# Exercise description:
Your reply should be a single number: how many lines contain the string "this".

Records
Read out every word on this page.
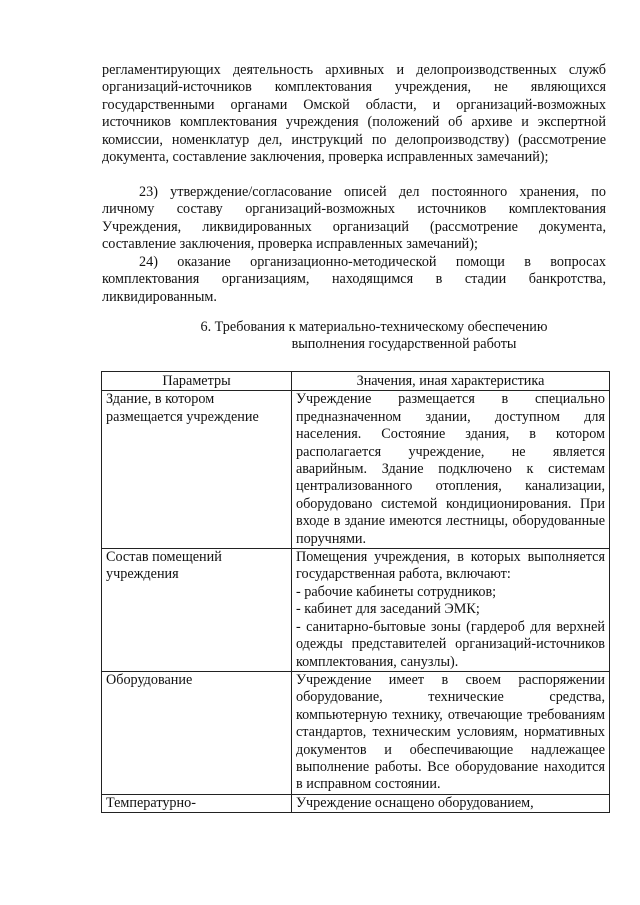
регламентирующих деятельность архивных и делопроизводственных служб организаций-источников комплектования учреждения, не являющихся государственными органами Омской области, и организаций-возможных источников комплектования учреждения (положений об архиве и экспертной комиссии, номенклатур дел, инструкций по делопроизводству) (рассмотрение документа, составление заключения, проверка исправленных замечаний);

23) утверждение/согласование описей дел постоянного хранения, по личному составу организаций-возможных источников комплектования Учреждения, ликвидированных организаций (рассмотрение документа, составление заключения, проверка исправленных замечаний);

24) оказание организационно-методической помощи в вопросах комплектования организациям, находящимся в стадии банкротства, ликвидированным.

6. Требования к материально-техническому обеспечению
выполнения государственной работы
Параметры	Значения, иная характеристика
Здание, в котором размещается учреждение	Учреждение размещается в специально предназначенном здании, доступном для населения. Состояние здания, в котором располагается учреждение, не является аварийным. Здание подключено к системам централизованного отопления, канализации, оборудовано системой кондиционирования. При входе в здание имеются лестницы, оборудованные поручнями.
Состав помещений учреждения	Помещения учреждения, в которых выполняется государственная работа, включают:
- рабочие кабинеты сотрудников;
- кабинет для заседаний ЭМК;
- санитарно-бытовые зоны (гардероб для верхней одежды представителей организаций-источников комплектования, санузлы).

Оборудование	Учреждение имеет в своем распоряжении оборудование, технические средства, компьютерную технику, отвечающие требованиям стандартов, техническим условиям, нормативных документов и обеспечивающие надлежащее выполнение работы. Все оборудование находится в исправном состоянии.
Температурно-	Учреждение оснащено оборудованием,
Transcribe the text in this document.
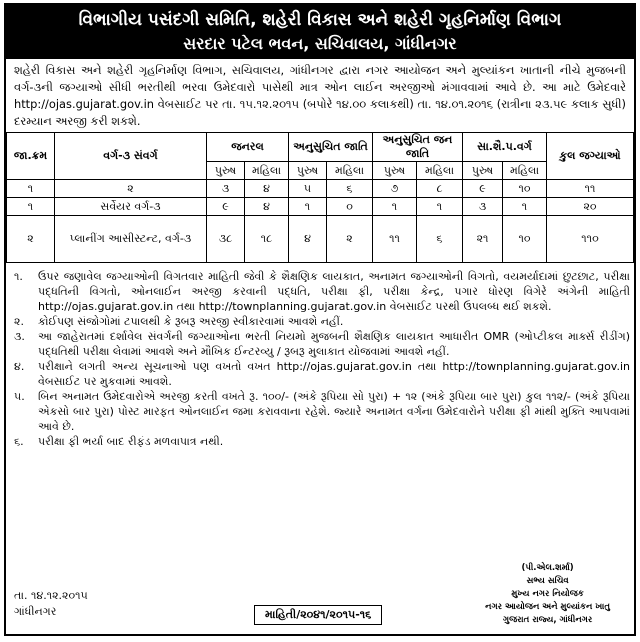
વિભાગીય પસંદગી સમિતિ, શહેરી વિકાસ અને શહેરી ગૃહનિર્માણ વિભાગ
સરદાર પટેલ ભવન, સચિવાલય, ગાંધીનગર
શહેરી વિકાસ અને શહેરી ગૃહનિર્માણ વિભાગ, સચિવાલય, ગાંધીનગર દ્વારા નગર આયોજન અને મુલ્યાંકન ખાતાની નીચે મુજબની વર્ગ-૩ની જગ્યાઓ સીધી ભરતીથી ભરવા ઉમેદવારો પાસેથી માત્ર ઓન લાઈન અરજીઓ મંગાવવામાં આવે છે. આ માટે ઉમેદવારે http://ojas.gujarat.gov.in વેબસાઈટ પર તા. ૧૫.૧૨.૨૦૧૫ (બપોરે ૧૪.૦૦ કલાકથી) તા. ૧૪.૦૧.૨૦૧૬ (રાત્રીના ૨૩.૫૯ કલાક સુધી) દરમ્યાન અરજી કરી શકશે.
જા.ક્રમ	વર્ગ-૩ સંવર્ગ	જનરલ		અનુસુચિત જાતિ		અનુસુચિત જન જાતિ		સા.શૈ.પ.વર્ગ		કુલ જગ્યાઓ
		પુરુષ	મહિલા	પુરુષ	મહિલા	પુરુષ	મહિલા	પુરુષ	મહિલા	
૧	૨	૩	૪	૫	૬	૭	૮	૯	૧૦	૧૧
૧	સર્વેયર વર્ગ-૩	૯	૪	૧	૦	૧	૧	૩	૧	૨૦
૨	પ્લાનીંગ આસીસ્ટન્ટ, વર્ગ-૩	૩૮	૧૮	૪	૨	૧૧	૬	૨૧	૧૦	૧૧૦
૧.	ઉપર જણાવેલ જગ્યાઓની વિગતવાર માહિતી જેવી કે શૈક્ષણિક લાયકાત, અનામત જગ્યાઓની વિગતો, વયમર્યાદામાં છુટછાટ, પરીક્ષા પદ્ધતિની વિગતો, ઓનલાઈન અરજી કરવાની પદ્ધતિ, પરીક્ષા ફી, પરીક્ષા કેન્દ્ર, પગાર ધોરણ વિગેરે અંગેની માહિતી http://ojas.gujarat.gov.in તથા http://townplanning.gujarat.gov.in વેબસાઈટ પરથી ઉપલબ્ધ થઈ શકશે.
૨.	કોઈપણ સંજોગોમાં ટપાલથી કે રૂબરૂ અરજી સ્વીકારવામાં આવશે નહીં.
૩.	આ જાહેરાતમાં દર્શાવેલ સંવર્ગની જગ્યાઓના ભરતી નિયમો મુજબની શૈક્ષણિક લાયકાત આધારીત OMR (ઓપ્ટીકલ માર્ક્સ રીડીંગ) પદ્ધતિથી પરીક્ષા લેવામાં આવશે અને મૌખિક ઈન્ટરવ્યુ / રૂબરૂ મુલાકાત યોજવામાં આવશે નહીં.
૪.	પરીક્ષાને લગતી અન્ય સૂચનાઓ પણ વખતો વખત http://ojas.gujarat.gov.in તથા http://townplanning.gujarat.gov.in વેબસાઈટ પર મુકવામાં આવશે.
૫.	બિન અનામત ઉમેદવારોએ અરજી કરતી વખતે રૂ. ૧૦૦/- (અંકે રૂપિયા સો પુરા) + ૧૨ (અંકે રૂપિયા બાર પુરા) કુલ ૧૧૨/- (અંકે રૂપિયા એકસો બાર પુરા) પોસ્ટ મારફત ઓનલાઈન જમા કરાવવાના રહેશે. જ્યારે અનામત વર્ગના ઉમેદવારોને પરીક્ષા ફી માંથી મુક્તિ આપવામાં આવે છે.
૬.	પરીક્ષા ફી ભર્યા બાદ રીફંડ મળવાપાત્ર નથી.
(પી.એલ.શર્મા)
સભ્ય સચિવ
મુખ્ય નગર નિયોજક
નગર આયોજન અને મુલ્યાંકન ખાતુ
ગુજરાત રાજ્ય, ગાંધીનગર
તા. ૧૪.૧૨.૨૦૧૫
ગાંધીનગર	માહિતી/૨૦૪૧/૨૦૧૫-૧૬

# Worked answer:
2